(Material for this exercise):
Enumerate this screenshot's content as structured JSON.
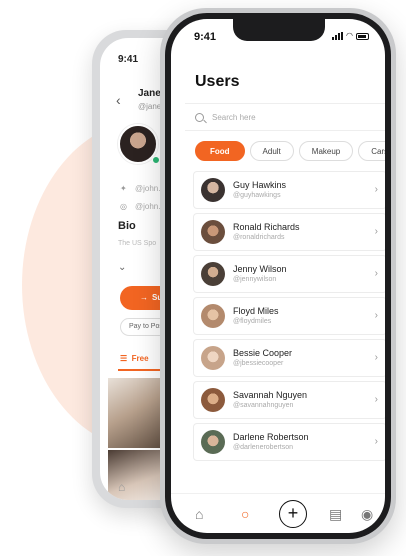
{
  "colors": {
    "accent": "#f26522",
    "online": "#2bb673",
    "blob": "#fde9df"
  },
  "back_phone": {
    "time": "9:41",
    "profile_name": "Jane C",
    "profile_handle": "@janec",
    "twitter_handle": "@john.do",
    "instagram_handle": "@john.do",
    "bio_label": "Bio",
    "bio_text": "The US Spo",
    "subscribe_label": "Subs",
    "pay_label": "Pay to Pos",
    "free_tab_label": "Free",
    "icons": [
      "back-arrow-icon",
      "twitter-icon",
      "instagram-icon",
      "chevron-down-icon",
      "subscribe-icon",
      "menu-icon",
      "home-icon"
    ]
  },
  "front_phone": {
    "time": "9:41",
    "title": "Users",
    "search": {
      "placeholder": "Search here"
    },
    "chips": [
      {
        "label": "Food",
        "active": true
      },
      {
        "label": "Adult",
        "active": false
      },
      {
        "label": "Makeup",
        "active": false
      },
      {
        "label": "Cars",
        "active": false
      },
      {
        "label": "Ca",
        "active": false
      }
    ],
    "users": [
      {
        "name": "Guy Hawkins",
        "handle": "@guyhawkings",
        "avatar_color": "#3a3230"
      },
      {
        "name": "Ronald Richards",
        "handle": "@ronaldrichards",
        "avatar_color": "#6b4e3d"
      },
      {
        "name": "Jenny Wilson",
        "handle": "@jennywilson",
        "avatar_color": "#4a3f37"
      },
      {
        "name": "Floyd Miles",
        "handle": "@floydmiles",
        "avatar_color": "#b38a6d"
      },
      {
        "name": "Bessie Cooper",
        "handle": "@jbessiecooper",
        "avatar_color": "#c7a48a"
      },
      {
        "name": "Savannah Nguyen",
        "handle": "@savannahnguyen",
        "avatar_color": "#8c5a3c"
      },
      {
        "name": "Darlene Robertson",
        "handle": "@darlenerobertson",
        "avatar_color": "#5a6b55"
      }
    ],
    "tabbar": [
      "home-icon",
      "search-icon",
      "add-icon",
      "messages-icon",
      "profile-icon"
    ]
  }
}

(Exercise):
Go through the entries above and output them exactly, without pictures.

(Result):
Enumerate this screenshot's content as structured JSON.
{
  "colors": {
    "accent": "#f26522",
    "online": "#2bb673",
    "blob": "#fde9df"
  },
  "back_phone": {
    "time": "9:41",
    "profile_name": "Jane C",
    "profile_handle": "@janec",
    "twitter_handle": "@john.do",
    "instagram_handle": "@john.do",
    "bio_label": "Bio",
    "bio_text": "The US Spo",
    "subscribe_label": "Subs",
    "pay_label": "Pay to Pos",
    "free_tab_label": "Free",
    "icons": [
      "back-arrow-icon",
      "twitter-icon",
      "instagram-icon",
      "chevron-down-icon",
      "subscribe-icon",
      "menu-icon",
      "home-icon"
    ]
  },
  "front_phone": {
    "time": "9:41",
    "title": "Users",
    "search": {
      "placeholder": "Search here"
    },
    "chips": [
      {
        "label": "Food",
        "active": true
      },
      {
        "label": "Adult",
        "active": false
      },
      {
        "label": "Makeup",
        "active": false
      },
      {
        "label": "Cars",
        "active": false
      },
      {
        "label": "Ca",
        "active": false
      }
    ],
    "users": [
      {
        "name": "Guy Hawkins",
        "handle": "@guyhawkings",
        "avatar_color": "#3a3230"
      },
      {
        "name": "Ronald Richards",
        "handle": "@ronaldrichards",
        "avatar_color": "#6b4e3d"
      },
      {
        "name": "Jenny Wilson",
        "handle": "@jennywilson",
        "avatar_color": "#4a3f37"
      },
      {
        "name": "Floyd Miles",
        "handle": "@floydmiles",
        "avatar_color": "#b38a6d"
      },
      {
        "name": "Bessie Cooper",
        "handle": "@jbessiecooper",
        "avatar_color": "#c7a48a"
      },
      {
        "name": "Savannah Nguyen",
        "handle": "@savannahnguyen",
        "avatar_color": "#8c5a3c"
      },
      {
        "name": "Darlene Robertson",
        "handle": "@darlenerobertson",
        "avatar_color": "#5a6b55"
      }
    ],
    "tabbar": [
      "home-icon",
      "search-icon",
      "add-icon",
      "messages-icon",
      "profile-icon"
    ]
  }
}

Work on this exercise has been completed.